Stated problem> Work through the data line by line, gathering every line that has the word "into".

— START OF Data section —

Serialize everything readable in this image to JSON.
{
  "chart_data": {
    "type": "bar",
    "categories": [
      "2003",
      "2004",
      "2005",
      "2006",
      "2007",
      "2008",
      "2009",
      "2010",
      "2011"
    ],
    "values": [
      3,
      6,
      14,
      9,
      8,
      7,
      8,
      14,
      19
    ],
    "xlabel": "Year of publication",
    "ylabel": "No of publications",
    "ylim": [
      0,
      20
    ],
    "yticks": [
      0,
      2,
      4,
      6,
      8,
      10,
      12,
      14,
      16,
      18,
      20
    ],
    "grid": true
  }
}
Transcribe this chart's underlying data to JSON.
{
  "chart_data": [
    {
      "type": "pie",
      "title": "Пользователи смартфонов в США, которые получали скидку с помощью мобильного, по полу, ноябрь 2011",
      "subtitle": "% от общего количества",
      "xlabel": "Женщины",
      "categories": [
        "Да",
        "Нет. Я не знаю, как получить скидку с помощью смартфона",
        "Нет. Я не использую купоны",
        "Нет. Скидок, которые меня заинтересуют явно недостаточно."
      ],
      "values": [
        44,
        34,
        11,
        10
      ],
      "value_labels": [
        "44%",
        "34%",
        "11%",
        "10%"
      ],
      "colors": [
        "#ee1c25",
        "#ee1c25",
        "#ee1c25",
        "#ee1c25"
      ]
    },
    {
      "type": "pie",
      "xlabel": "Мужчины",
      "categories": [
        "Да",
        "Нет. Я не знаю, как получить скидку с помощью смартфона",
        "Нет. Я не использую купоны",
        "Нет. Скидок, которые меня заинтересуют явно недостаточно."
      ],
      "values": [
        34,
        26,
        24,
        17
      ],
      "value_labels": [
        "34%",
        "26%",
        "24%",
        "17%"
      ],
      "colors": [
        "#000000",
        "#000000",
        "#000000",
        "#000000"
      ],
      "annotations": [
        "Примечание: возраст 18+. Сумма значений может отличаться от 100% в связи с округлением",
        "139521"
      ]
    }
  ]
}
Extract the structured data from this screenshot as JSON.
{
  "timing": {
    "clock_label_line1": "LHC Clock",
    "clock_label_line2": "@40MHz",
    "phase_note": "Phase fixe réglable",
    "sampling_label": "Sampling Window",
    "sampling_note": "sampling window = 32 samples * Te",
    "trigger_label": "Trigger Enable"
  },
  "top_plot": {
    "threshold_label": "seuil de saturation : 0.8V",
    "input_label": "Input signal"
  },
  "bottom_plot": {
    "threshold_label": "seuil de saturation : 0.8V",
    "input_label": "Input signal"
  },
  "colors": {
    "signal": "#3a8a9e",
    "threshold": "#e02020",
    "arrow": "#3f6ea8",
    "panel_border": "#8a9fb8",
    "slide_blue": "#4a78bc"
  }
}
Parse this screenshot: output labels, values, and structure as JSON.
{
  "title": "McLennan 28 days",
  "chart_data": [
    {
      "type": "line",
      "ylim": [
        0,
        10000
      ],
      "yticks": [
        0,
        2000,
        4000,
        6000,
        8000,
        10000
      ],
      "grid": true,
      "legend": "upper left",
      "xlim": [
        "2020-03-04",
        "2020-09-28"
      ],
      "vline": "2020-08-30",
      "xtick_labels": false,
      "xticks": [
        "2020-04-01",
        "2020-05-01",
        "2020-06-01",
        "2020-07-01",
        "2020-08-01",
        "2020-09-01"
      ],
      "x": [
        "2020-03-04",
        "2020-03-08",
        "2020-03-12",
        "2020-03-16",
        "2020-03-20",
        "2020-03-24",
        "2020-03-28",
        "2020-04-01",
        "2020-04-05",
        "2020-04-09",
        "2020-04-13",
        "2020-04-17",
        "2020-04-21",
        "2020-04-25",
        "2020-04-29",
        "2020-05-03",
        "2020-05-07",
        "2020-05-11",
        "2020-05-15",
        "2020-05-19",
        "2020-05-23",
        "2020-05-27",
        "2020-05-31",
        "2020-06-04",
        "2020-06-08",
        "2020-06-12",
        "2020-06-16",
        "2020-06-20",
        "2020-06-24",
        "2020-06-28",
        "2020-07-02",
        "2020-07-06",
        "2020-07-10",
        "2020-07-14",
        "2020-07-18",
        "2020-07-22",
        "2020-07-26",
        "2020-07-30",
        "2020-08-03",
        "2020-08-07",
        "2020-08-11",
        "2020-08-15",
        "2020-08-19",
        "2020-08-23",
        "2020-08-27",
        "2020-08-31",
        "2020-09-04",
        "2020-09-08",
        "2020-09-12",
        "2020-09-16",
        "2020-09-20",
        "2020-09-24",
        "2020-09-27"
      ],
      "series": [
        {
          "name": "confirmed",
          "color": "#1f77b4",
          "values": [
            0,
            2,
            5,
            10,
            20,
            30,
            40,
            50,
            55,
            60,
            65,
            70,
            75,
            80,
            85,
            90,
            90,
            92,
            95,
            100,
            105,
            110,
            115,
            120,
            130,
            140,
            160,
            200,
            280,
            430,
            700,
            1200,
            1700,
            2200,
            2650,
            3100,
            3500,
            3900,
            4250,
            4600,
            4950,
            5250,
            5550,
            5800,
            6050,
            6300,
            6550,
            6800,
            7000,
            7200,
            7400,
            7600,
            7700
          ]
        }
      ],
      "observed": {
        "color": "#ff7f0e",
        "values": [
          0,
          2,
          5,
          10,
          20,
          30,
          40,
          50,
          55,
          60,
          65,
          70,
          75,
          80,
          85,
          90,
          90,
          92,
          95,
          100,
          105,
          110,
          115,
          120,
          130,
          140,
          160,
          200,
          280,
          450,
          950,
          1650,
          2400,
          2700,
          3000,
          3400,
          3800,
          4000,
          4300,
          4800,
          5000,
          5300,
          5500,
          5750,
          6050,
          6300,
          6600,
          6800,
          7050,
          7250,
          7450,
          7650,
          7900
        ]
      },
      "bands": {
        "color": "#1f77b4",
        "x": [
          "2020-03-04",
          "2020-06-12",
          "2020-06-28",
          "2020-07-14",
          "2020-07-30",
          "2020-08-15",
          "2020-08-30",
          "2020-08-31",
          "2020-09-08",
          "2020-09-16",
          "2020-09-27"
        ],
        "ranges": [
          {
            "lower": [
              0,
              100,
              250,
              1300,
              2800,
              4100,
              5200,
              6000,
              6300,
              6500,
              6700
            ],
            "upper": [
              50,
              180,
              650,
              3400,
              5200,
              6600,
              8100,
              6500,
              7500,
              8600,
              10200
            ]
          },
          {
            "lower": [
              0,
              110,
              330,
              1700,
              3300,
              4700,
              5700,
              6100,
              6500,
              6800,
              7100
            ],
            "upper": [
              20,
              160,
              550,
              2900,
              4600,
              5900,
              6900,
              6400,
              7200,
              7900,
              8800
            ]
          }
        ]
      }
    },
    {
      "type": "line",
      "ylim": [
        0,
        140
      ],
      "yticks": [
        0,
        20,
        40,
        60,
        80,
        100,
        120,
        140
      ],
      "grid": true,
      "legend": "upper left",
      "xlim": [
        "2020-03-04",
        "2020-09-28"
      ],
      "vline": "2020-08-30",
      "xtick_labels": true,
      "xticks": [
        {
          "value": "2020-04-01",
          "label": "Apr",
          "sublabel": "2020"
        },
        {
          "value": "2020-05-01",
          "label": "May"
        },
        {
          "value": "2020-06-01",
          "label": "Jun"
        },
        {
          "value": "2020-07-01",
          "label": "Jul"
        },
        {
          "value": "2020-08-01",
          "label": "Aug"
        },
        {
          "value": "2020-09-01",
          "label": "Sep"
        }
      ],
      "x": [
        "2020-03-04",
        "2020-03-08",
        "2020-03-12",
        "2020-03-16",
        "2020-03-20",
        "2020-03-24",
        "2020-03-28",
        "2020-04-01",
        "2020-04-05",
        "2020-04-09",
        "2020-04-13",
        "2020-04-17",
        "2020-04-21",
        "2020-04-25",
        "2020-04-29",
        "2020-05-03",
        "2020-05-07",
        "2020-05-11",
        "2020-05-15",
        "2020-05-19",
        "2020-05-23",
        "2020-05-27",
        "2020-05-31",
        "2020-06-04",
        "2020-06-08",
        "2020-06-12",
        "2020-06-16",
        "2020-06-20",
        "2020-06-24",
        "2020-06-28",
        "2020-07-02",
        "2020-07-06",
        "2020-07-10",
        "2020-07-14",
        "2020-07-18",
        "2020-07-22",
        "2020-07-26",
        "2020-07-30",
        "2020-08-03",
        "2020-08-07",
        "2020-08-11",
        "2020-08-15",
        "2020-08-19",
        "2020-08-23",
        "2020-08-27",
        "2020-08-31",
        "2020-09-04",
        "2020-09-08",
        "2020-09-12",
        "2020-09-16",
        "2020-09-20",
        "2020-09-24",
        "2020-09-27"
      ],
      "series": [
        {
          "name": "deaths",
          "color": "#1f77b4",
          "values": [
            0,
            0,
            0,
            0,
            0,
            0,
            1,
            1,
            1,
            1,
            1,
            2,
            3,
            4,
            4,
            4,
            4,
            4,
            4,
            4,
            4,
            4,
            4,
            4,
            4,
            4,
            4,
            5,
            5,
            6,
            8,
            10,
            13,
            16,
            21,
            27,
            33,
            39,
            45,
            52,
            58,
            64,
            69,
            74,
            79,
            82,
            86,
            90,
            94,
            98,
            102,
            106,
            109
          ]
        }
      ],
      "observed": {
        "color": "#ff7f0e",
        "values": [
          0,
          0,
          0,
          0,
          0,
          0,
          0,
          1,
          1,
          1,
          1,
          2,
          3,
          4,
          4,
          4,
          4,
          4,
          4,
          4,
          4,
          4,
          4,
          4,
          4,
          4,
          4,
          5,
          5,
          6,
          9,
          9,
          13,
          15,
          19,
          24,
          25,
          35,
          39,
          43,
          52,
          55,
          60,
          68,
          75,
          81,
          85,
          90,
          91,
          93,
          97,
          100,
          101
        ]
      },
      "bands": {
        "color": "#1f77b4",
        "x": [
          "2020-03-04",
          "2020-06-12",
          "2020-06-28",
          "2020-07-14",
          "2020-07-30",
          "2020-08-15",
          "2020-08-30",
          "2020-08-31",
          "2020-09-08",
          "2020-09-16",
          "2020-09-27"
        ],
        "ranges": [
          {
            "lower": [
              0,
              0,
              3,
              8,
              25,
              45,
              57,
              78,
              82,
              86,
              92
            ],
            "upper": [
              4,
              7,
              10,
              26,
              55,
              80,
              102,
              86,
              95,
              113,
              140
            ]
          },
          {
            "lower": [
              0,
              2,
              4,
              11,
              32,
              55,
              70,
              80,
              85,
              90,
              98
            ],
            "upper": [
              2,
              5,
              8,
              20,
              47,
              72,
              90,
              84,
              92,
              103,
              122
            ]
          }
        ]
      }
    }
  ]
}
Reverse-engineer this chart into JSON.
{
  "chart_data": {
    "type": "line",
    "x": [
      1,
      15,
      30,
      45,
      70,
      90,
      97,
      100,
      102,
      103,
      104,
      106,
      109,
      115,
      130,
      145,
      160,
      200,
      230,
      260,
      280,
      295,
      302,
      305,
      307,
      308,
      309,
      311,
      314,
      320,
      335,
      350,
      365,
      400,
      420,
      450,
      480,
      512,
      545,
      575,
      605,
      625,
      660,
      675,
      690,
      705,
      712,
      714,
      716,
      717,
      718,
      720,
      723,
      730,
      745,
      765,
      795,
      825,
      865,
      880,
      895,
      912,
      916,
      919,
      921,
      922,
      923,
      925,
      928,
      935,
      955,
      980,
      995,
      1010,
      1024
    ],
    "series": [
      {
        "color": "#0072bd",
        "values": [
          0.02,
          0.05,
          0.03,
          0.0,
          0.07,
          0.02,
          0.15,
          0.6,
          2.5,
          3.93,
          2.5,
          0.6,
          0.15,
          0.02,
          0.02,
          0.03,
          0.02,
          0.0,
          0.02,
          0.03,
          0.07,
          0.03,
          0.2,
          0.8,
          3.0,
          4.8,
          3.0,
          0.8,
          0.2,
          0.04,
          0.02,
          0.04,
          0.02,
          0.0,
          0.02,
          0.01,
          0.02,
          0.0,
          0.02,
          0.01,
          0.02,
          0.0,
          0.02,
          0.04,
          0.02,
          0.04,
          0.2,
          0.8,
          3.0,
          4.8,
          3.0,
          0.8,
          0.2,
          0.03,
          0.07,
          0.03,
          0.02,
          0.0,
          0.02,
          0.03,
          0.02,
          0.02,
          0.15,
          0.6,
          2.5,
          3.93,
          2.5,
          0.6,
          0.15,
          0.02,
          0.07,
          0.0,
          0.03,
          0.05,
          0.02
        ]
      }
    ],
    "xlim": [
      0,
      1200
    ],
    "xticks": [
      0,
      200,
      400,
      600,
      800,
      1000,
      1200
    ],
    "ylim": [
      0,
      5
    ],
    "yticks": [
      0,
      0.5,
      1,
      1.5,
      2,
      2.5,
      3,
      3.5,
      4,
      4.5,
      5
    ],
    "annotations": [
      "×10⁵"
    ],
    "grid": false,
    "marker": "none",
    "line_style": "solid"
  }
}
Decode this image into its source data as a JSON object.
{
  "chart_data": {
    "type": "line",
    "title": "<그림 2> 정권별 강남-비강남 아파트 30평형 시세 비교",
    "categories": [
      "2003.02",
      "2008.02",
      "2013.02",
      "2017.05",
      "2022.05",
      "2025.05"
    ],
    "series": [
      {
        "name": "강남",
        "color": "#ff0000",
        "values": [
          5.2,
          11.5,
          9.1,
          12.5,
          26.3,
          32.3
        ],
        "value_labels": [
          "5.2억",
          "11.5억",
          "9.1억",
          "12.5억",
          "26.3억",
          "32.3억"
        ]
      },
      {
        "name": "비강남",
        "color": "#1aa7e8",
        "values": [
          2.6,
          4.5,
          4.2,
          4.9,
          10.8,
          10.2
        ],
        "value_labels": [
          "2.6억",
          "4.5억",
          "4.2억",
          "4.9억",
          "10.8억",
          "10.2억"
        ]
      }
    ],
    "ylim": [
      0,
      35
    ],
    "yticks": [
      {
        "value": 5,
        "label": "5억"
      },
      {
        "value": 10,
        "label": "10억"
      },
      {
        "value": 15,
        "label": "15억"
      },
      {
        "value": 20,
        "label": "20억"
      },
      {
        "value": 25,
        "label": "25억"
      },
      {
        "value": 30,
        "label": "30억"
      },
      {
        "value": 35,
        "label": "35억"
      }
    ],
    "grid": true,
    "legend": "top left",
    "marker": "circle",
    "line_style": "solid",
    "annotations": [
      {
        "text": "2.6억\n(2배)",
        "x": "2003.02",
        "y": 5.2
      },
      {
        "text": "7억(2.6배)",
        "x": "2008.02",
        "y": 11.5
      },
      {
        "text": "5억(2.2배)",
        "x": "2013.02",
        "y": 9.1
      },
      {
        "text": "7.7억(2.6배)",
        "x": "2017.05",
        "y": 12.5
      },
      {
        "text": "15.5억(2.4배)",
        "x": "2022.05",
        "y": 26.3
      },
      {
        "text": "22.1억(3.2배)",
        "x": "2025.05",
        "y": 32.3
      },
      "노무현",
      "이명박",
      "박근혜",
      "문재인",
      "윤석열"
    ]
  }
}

— END OF Data section —

Expected answer>
Reverse-engineer this chart into JSON.
Decode this image into its source data as a JSON object.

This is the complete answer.